**原文:**
幸せの瞬間

歯医者をやっていて、我ながら大変な商売だと思う。
神経を抜く治療(根管治療)ひとつとっても、日本はアメリカの1/30の技術料の評価しかされない。
一般に保険に使う金パラ合金のパラジウムも暴騰して、プラチナと同じ位の値段になっていて、保険診療に赤ランプがともっている。
ここに来て、新規開業医の行き詰まりで4~5人の自殺者も出ている。

土曜日にしか来られないAさんは40代の1人親の方で、初診の時は大変申し訳ないけれども、生活に追われて歯を治すゆとりがないという患者さんと見受けられた。
口腔内を拝見すると、まさしく崩壊状態で、今まで歯医者に来るゆとりがなかったとの事。身なりもお世辞にも行き届いた感じはなく、保険内での治療を希望されていた。特に前歯がひどく、何本かは抜かなければならなかった。
必死で治す事半年。完全に治したつもりだった。

**作業指示 1:**
「幸せの瞬間」の本文について、次の問いに答えよ。
(a) 根管治療の技術料は、日本ではアメリカの何分の一の評価とされているか。
(b) Aさんが来院できるのは何曜日か。
(c) Aさんの治療には、どれだけの期間がかかったか。
**作業指示 2:** 「幸せの瞬間」の本文を、最後の文の後から書き継げ。

元データ:
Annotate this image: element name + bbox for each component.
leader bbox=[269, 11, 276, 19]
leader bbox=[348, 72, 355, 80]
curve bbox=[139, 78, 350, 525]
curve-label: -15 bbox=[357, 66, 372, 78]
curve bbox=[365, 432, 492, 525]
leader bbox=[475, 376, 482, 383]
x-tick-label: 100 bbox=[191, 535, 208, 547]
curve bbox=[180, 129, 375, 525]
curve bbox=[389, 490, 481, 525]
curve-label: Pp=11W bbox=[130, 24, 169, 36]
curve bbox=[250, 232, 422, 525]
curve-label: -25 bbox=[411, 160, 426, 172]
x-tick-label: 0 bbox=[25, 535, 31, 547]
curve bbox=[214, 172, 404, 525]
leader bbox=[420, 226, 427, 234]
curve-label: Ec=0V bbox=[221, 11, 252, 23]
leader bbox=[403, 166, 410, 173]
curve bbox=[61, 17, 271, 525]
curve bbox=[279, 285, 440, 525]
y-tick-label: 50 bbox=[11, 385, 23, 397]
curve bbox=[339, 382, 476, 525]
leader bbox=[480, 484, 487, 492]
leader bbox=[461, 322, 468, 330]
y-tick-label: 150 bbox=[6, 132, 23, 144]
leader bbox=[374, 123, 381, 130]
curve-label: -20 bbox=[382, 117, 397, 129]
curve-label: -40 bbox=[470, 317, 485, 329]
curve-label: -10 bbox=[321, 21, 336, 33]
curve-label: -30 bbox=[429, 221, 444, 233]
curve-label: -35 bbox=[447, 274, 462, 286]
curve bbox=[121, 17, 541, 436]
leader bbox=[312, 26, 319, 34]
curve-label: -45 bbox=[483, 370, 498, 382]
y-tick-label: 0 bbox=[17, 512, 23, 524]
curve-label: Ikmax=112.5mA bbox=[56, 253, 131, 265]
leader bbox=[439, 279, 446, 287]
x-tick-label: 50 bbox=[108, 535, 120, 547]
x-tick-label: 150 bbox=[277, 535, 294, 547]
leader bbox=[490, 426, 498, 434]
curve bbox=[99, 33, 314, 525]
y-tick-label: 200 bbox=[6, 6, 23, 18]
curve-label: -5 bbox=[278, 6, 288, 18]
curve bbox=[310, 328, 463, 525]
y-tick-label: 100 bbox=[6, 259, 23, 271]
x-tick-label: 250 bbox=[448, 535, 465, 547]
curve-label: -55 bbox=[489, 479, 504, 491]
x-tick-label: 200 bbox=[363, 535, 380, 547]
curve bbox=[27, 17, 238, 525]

**想定解答 1:**
(a) 30分の1
(b) 土曜日
(c) 半年

**想定解答 2:**
一応終了をもって1ヶ月検診をすると、もともと長身でモデル体型だったが見違えるような彼女が立っていた。最新のファッションに身を包み、思わず見とれてしまう程だ。
口腔内を見ると、初診の時と比較すると見違えるようだ。
今はCADCAM冠といって、前から数えて4番目5番目の歯も保険で白く出来たのが大きい。
「きれいになりましたね」と言うと、大きく頷いて「ありがとうございます」と言ってくれた。
もともと口数の多い方ではないが、その晴れがましい顔を見ると大変うれしく思った。
歯医者人生の中で大変少ない、それでも再びやる気を起こさせる一瞬であった。